Brief: Return each line containing the string "ylabel".
++++++++
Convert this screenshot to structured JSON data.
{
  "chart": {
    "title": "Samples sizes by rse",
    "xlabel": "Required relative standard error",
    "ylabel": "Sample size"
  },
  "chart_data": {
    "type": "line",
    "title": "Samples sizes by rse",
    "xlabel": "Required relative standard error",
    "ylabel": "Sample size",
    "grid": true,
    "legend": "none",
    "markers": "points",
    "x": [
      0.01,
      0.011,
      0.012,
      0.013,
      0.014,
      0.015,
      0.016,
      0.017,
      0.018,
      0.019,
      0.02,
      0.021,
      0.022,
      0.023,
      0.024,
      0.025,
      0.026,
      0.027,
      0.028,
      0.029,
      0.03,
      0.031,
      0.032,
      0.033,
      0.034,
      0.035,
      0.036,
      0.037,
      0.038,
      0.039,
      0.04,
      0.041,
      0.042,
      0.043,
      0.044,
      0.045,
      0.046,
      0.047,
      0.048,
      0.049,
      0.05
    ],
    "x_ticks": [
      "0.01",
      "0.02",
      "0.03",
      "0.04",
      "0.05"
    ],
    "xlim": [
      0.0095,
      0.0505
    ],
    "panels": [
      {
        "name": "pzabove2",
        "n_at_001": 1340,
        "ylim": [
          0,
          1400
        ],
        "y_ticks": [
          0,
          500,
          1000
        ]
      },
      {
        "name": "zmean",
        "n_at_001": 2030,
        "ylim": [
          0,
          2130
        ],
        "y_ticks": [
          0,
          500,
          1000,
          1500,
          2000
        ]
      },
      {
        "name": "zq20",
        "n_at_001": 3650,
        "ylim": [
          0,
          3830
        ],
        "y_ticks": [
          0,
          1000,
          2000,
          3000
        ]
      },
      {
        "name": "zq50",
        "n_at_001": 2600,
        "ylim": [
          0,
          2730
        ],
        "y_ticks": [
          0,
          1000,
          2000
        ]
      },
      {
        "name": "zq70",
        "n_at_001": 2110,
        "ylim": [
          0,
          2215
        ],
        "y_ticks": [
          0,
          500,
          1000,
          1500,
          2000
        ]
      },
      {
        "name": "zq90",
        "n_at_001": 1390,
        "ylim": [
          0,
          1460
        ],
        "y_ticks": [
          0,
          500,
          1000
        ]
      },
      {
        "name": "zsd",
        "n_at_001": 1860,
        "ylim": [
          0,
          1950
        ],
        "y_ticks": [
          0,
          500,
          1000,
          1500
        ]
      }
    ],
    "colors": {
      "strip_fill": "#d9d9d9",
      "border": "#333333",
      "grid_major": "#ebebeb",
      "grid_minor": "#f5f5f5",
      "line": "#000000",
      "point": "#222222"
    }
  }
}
++++++++
Correct output:
    "ylabel": "Sample size"
    "ylabel": "Sample size",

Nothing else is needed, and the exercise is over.